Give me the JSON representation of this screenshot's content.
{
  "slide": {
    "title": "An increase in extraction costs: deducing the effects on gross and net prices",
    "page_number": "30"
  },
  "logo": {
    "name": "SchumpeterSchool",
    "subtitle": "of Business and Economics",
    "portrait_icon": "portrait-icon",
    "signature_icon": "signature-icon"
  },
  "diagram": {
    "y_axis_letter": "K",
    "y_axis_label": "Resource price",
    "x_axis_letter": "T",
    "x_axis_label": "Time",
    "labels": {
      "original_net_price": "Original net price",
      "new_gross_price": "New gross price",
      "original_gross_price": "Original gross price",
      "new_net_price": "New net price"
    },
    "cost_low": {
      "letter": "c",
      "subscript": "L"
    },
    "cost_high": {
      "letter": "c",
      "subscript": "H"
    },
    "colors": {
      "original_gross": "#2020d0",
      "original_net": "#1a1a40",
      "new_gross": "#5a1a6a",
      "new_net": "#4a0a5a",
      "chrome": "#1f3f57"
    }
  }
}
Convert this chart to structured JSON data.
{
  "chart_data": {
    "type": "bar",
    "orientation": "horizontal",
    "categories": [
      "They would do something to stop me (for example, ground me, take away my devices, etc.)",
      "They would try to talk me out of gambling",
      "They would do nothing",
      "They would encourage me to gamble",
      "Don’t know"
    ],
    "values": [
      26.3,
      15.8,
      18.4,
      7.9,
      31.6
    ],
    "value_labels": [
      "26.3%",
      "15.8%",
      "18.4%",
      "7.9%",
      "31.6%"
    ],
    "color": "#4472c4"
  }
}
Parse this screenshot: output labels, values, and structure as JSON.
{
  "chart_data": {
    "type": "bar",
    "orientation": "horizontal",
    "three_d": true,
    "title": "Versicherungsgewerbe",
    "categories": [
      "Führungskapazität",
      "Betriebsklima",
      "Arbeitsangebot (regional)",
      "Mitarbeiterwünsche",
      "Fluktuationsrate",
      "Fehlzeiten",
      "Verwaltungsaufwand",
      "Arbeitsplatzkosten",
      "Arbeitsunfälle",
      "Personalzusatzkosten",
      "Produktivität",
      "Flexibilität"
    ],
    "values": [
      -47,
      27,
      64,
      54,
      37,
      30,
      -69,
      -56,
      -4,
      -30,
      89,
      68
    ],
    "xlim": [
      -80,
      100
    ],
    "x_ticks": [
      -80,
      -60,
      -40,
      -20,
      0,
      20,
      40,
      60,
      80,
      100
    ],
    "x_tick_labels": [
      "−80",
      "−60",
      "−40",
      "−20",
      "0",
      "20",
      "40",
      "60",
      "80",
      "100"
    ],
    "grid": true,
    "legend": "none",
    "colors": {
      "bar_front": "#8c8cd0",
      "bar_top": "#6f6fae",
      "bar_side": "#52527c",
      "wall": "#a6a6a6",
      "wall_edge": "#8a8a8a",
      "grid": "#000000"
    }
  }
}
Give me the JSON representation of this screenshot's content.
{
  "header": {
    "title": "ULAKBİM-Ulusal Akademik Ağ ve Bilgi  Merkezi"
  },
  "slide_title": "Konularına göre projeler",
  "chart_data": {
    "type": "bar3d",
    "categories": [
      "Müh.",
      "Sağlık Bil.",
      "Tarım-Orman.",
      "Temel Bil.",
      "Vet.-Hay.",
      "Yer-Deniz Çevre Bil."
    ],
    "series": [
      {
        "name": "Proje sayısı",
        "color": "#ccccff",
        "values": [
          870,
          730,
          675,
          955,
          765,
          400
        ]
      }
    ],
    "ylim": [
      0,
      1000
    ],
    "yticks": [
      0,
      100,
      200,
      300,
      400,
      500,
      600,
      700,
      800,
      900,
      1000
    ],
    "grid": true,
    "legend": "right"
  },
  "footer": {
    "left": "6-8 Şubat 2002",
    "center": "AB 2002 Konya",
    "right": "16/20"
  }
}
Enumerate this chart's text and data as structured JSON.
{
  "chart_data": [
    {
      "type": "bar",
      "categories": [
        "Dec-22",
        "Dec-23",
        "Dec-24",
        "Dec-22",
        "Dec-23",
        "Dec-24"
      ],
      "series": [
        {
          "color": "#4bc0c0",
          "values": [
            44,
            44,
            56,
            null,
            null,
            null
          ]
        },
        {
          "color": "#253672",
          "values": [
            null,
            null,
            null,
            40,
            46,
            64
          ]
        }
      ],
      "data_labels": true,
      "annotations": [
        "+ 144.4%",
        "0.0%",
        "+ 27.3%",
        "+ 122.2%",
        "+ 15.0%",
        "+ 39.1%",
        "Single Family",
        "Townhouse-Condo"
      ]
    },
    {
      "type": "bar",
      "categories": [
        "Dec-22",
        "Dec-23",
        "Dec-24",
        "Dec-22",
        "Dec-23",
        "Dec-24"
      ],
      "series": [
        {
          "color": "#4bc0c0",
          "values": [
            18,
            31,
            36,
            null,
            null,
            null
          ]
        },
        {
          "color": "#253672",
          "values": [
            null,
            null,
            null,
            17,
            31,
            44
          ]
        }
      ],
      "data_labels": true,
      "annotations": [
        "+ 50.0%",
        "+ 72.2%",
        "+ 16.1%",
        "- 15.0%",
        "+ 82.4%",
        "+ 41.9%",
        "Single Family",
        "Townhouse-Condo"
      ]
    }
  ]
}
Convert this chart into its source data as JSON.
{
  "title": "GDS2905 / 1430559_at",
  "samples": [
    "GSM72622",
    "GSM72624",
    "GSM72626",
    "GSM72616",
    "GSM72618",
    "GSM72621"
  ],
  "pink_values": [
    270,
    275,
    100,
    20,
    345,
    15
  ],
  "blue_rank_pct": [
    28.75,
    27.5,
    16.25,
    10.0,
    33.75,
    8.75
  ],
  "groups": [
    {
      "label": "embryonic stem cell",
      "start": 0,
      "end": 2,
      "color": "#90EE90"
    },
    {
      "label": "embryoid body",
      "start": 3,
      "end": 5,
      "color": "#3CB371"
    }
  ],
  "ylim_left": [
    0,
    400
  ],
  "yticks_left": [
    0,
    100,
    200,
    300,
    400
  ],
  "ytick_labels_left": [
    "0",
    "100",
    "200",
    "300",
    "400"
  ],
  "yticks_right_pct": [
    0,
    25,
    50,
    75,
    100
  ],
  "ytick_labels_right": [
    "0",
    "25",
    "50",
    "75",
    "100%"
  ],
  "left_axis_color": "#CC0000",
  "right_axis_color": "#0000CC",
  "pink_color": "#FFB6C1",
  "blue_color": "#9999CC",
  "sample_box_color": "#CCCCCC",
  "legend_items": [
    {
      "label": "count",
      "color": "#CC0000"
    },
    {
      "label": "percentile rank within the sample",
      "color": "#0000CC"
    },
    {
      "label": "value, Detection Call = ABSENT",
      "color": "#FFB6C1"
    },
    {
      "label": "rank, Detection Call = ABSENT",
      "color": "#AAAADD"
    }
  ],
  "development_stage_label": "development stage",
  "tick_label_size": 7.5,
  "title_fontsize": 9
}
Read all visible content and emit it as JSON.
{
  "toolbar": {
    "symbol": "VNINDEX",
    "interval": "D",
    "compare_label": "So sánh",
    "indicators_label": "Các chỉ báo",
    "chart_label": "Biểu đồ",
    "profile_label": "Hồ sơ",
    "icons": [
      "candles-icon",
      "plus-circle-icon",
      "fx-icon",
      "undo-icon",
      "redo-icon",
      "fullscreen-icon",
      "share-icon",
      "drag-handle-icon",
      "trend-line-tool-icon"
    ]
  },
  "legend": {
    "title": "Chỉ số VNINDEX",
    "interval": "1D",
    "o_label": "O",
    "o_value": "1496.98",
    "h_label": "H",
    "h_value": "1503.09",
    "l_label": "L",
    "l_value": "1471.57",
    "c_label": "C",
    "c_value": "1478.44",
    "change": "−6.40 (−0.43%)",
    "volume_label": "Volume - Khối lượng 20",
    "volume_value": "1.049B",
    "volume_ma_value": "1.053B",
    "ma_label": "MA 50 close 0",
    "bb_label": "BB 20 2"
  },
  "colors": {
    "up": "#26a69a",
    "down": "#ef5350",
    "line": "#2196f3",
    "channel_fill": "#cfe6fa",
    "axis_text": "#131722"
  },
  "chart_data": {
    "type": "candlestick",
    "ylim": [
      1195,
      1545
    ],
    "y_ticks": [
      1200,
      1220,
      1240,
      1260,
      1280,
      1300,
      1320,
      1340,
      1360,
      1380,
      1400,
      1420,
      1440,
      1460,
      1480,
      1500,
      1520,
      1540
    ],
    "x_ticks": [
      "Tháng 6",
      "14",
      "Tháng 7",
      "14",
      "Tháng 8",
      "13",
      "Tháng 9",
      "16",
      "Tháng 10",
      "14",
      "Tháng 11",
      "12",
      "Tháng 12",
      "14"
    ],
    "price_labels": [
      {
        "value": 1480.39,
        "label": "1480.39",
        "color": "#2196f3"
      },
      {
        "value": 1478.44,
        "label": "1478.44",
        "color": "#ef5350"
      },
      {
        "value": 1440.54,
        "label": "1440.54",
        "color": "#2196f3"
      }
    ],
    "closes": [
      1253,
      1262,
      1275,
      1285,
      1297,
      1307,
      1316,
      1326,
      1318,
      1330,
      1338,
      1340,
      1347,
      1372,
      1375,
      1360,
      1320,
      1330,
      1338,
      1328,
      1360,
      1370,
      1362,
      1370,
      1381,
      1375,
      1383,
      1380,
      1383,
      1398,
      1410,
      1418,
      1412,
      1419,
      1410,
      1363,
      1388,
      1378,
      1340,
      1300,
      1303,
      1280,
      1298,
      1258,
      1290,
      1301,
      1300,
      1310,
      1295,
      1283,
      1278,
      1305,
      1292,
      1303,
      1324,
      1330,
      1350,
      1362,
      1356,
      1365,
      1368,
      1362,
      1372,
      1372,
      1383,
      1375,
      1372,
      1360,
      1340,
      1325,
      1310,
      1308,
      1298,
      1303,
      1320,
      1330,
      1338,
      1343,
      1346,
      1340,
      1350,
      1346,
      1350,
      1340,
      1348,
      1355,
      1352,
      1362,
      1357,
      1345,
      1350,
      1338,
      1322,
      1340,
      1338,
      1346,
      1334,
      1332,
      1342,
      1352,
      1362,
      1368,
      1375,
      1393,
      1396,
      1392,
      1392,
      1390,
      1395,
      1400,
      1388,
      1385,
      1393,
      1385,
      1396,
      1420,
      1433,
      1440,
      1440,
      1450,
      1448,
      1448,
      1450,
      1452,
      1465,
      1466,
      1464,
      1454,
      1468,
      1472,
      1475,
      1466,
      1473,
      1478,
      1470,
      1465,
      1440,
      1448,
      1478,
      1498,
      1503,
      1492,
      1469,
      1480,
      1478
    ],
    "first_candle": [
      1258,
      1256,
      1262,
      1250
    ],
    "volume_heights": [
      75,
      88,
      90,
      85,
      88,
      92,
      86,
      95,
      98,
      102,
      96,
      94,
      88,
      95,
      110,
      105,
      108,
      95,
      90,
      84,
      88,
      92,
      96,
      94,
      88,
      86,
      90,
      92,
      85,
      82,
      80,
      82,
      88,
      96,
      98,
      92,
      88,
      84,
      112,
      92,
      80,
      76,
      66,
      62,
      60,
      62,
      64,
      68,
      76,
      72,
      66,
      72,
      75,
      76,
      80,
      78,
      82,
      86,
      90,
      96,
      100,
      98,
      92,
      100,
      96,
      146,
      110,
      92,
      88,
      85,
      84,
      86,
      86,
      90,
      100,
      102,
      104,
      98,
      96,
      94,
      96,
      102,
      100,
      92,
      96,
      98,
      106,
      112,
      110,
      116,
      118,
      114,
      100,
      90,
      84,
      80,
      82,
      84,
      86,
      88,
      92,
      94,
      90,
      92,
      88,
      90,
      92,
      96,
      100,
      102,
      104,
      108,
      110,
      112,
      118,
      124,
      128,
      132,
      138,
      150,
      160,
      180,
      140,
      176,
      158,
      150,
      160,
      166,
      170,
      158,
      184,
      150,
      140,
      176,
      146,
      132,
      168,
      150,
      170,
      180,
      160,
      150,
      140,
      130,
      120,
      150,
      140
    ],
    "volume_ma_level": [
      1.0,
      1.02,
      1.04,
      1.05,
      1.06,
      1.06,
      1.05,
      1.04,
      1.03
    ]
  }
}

> REQUIREMENTS:
Report only the number of lines in the data above that contain "Convert".

> IN RESPONSE:
2